Trecho da página —
------------------------------------------------------------------------
Título: Falta estrutura para integrar deficientes à rede de ensino
Autor: Amorim, Silvia; Benevides, Carolina
Fonte: O Globo, 27/06/2011, O País, p. 4

Pais e professores apontam entraves para plano do MEC de dupla matrícula

SÃO PAULO e RIO. Para promover a inclusão escolar, o Ministério da Educação (MEC) decidiu que vai "induzir por meio de apoio técnico e financeiro a dupla matrícula" para crianças que tenham algum tipo de deficiência. Na prática, a ideia é fazer com que crianças e adolescentes especiais sejam estimulados, desde a educação básica até o ensino médio, a frequentar uma escola regular e tenham aulas de apoio - o chamado contraturno - em escolas especializadas ou em salas multifuncionais.

- O MEC quer garantir o acesso à escola e promover a dupla matrícula. Mas a função do ministério é indutiva, o MEC não tem mecanismo de coerção. A ideia é oferecer oportunidades a mais, para que a criança tenha atendimento integral - diz Fernando Haddad, ministro da Educação, lembrando que um terço das crianças que hoje não estão na escola são deficientes.

No Rio, onde funcionam os institutos Benjamin Constant (IBC) e Nacional de Educação para Surdos (Ines), que reúnem pouco menos de mil alunos, a proposta é que os estudantes possam ter aulas no Colégio Pedro II, que também é federal.

- Primeiro, a direção do MEC declarou que a escolarização no IBC e no Ines seria finalizada este ano. Nós nos mobilizamos e o ministro Haddad decidiu que as coisas ficariam como estão - conta Maria da Glória de Souza Almeida, chefe de gabinete da direção-geral do IBC. - Claro que nós apoiamos a inclusão. A escola regular tem que existir, mas é preciso lutar por uma educação de qualidade. Numa escola regular, sem saber braile, o professor não alfabetiza.
------------------------------------------------------------------------
Entradas fornecidas —
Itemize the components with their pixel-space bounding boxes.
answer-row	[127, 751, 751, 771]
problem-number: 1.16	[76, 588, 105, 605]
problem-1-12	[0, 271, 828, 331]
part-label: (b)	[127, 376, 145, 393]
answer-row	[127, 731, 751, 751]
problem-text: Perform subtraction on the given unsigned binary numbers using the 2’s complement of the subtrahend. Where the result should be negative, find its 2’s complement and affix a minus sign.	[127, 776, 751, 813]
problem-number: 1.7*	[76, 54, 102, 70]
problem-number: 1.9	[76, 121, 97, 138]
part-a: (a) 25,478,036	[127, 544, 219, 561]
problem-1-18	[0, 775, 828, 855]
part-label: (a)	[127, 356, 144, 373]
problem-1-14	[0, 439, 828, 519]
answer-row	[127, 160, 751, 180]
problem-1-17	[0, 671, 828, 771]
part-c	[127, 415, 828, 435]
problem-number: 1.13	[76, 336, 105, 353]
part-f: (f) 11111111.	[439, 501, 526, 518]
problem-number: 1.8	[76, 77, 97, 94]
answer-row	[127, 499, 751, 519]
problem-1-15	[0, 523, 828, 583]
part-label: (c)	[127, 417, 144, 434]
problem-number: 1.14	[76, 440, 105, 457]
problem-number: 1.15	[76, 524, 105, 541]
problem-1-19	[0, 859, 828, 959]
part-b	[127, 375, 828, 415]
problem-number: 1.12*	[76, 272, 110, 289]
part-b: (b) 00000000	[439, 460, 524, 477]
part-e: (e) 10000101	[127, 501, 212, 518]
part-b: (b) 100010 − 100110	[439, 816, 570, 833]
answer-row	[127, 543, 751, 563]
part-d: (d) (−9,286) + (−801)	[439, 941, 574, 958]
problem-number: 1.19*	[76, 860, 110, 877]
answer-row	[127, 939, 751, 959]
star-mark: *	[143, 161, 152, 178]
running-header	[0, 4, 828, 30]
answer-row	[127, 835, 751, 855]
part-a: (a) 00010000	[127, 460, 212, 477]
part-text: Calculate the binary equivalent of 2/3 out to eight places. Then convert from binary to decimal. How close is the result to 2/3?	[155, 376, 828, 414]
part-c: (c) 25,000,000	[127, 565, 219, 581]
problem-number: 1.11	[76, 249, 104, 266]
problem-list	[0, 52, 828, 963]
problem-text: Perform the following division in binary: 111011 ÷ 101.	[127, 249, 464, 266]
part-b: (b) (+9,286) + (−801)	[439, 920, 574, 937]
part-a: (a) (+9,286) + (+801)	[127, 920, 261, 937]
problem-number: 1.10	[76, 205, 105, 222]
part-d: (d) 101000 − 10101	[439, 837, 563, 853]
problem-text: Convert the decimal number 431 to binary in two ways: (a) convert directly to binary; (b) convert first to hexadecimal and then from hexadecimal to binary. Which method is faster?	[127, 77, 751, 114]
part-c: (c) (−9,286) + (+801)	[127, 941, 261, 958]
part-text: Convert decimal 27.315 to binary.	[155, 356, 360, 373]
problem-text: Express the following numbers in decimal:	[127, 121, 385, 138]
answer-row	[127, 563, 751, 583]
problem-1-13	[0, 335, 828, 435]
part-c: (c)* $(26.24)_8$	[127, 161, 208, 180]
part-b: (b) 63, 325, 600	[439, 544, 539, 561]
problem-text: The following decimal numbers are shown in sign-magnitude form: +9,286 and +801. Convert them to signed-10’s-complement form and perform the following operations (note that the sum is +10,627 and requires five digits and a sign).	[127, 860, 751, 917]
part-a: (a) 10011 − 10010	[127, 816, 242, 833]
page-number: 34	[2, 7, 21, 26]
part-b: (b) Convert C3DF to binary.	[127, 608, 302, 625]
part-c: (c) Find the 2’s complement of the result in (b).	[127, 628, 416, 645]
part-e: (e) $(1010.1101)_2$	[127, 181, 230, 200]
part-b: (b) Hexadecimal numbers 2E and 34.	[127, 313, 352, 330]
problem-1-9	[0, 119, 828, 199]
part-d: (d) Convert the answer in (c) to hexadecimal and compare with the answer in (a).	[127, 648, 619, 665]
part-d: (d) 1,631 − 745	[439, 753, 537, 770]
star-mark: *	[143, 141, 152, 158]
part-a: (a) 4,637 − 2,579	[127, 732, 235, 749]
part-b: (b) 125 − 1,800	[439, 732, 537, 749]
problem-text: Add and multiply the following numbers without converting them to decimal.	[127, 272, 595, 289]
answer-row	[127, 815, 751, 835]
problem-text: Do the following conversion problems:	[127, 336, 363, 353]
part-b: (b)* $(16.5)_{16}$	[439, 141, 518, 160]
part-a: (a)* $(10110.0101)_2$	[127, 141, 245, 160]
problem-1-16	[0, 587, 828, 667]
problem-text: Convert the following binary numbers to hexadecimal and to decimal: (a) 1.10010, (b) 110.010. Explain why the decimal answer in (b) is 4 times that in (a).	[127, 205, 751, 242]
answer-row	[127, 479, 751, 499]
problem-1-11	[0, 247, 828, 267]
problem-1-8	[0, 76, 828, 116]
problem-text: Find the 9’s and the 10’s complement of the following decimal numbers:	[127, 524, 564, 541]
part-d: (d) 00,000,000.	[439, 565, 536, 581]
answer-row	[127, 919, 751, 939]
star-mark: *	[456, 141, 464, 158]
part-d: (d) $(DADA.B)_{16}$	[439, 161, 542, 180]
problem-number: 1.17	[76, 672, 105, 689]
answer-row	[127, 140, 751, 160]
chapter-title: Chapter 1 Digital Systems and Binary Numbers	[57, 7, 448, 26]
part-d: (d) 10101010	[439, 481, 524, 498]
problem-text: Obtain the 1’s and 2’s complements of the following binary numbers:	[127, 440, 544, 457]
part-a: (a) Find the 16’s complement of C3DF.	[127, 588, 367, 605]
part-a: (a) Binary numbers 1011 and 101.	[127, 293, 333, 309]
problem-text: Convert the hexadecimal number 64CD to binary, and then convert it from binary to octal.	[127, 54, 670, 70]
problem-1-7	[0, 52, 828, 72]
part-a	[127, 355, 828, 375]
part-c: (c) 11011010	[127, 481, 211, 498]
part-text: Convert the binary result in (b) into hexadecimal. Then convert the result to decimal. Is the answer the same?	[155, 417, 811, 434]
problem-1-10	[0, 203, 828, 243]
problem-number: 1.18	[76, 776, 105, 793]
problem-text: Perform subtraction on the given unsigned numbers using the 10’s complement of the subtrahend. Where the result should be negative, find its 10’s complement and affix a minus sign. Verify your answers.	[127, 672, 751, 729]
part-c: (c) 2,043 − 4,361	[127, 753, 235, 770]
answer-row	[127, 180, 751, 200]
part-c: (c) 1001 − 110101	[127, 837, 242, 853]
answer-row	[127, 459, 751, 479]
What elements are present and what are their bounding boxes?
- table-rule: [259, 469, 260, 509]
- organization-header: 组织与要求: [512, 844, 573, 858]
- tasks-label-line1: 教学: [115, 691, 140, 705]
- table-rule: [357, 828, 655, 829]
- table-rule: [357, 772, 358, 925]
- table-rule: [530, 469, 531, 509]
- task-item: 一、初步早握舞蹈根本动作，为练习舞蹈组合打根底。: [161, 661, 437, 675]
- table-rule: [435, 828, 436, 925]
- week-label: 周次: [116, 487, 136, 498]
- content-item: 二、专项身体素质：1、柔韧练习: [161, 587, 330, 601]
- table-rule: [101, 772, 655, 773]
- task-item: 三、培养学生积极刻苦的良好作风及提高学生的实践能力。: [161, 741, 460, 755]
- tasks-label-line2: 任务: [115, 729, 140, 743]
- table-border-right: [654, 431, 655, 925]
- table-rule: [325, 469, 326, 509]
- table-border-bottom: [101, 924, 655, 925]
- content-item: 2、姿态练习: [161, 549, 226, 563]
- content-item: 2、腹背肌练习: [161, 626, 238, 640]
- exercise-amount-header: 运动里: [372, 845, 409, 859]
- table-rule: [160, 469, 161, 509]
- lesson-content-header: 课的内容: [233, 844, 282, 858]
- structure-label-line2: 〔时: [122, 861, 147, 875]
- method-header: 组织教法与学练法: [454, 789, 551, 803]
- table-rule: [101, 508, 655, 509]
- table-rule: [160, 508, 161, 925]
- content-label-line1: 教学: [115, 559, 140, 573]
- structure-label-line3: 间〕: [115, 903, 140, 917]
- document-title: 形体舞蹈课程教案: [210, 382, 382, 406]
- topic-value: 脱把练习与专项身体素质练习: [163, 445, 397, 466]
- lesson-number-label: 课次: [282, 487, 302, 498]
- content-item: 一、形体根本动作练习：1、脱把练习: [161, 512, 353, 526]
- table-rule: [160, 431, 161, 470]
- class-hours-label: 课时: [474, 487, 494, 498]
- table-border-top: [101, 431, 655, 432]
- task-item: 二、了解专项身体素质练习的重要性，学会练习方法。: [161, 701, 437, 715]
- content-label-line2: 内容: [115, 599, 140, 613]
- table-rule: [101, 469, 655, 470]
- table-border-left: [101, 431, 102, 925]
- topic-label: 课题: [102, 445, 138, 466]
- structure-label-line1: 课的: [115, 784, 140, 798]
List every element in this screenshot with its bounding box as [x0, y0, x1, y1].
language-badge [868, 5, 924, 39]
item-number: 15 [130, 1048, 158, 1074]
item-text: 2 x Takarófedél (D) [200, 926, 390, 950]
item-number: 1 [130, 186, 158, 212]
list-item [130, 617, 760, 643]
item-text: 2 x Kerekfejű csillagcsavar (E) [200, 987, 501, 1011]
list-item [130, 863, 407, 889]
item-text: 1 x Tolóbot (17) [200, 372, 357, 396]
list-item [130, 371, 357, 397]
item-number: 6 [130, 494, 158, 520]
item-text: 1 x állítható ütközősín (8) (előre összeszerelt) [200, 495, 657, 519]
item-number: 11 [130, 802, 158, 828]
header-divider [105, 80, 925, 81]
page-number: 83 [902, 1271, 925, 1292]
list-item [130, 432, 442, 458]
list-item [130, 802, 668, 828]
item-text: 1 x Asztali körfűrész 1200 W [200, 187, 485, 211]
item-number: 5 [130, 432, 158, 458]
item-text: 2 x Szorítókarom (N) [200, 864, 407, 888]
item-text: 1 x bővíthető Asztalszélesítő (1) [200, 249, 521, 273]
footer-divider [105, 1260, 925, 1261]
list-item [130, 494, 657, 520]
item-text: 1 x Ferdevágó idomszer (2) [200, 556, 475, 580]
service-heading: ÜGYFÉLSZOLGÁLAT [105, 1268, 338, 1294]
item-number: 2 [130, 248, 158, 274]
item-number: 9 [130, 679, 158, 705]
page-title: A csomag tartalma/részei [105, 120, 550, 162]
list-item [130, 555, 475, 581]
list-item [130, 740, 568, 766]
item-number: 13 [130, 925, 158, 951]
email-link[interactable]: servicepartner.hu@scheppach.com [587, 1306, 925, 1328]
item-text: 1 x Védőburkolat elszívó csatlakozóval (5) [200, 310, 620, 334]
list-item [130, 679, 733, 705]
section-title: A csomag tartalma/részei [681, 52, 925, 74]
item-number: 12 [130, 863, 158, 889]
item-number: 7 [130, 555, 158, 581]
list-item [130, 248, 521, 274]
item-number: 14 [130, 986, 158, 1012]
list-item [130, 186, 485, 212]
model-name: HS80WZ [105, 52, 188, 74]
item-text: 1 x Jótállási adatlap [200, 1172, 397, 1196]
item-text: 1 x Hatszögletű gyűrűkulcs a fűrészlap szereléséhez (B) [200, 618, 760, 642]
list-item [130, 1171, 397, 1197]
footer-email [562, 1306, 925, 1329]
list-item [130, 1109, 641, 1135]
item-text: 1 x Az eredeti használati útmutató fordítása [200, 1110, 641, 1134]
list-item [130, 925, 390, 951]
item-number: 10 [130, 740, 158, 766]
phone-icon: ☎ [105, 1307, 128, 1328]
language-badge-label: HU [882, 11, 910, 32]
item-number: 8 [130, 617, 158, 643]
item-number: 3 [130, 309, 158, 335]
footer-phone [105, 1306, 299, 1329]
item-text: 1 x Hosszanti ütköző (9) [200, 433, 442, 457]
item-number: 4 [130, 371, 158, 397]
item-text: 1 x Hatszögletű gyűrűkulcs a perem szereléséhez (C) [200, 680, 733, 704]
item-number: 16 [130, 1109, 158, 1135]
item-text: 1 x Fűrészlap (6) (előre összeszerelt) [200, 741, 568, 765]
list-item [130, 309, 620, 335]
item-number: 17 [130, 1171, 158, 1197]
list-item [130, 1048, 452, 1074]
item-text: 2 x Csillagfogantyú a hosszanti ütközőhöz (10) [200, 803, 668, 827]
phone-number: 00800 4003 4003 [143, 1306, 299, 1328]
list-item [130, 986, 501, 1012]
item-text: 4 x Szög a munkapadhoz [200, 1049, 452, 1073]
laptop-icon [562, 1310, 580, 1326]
------------------------------------------------------------------------
Objetivo — Prossiga a reportagem sobre a inclusão escolar de alunos com deficiência, começando logo após a última frase apresentada. As entradas são um material independente da reportagem.

Resposta escrita —
Pais de crianças matriculadas nos institutos também veem com reservas a oferta do MEC. Cássia Maria Reis, de 36 anos, é mãe de Gabriel, de 8 anos. Deficiente auditivo, o menino estudou três anos numa escola municipal, mas, segundo ela, não avançou:

- Ele ia às aulas, mas não aprendia português nem libras (linguagem brasileira de sinais). Eu não sou contrária à inclusão, mas não basta oferecer a matrícula. Meu filho veio para o Ines no começo deste ano e aprendeu que ele é o Gabriel, passou a se comunicar comigo e com os irmãos e fez amigos. Na escola regular, ele era só o mudinho.

Professora do Pedro II, Eulália do Carmo Ferreira dá aulas para o ensino médio e conta que crianças deficientes já fazem parte do dia a dia da escola:

- Deficientes visuais estudam no Pedro II e a inserção social é fácil e extremamente positiva. Mas os professores não têm formação acadêmica para lidar com esses alunos. E boa vontade não basta. Sem material, sem formação, como trabalhar?

- Se a inclusão vai ser universalizada, toda escola precisa estar preparada para lidar com as crianças, desde a gestão, passando pelas cozinheiras e faxineiras e pelos professores. Inclusão é permitir que ele circule por todo ambiente - diz Roberta Dutra, que dá aulas para os primeiros anos do ensino fundamental há 16 anos e tem três alunos deficientes.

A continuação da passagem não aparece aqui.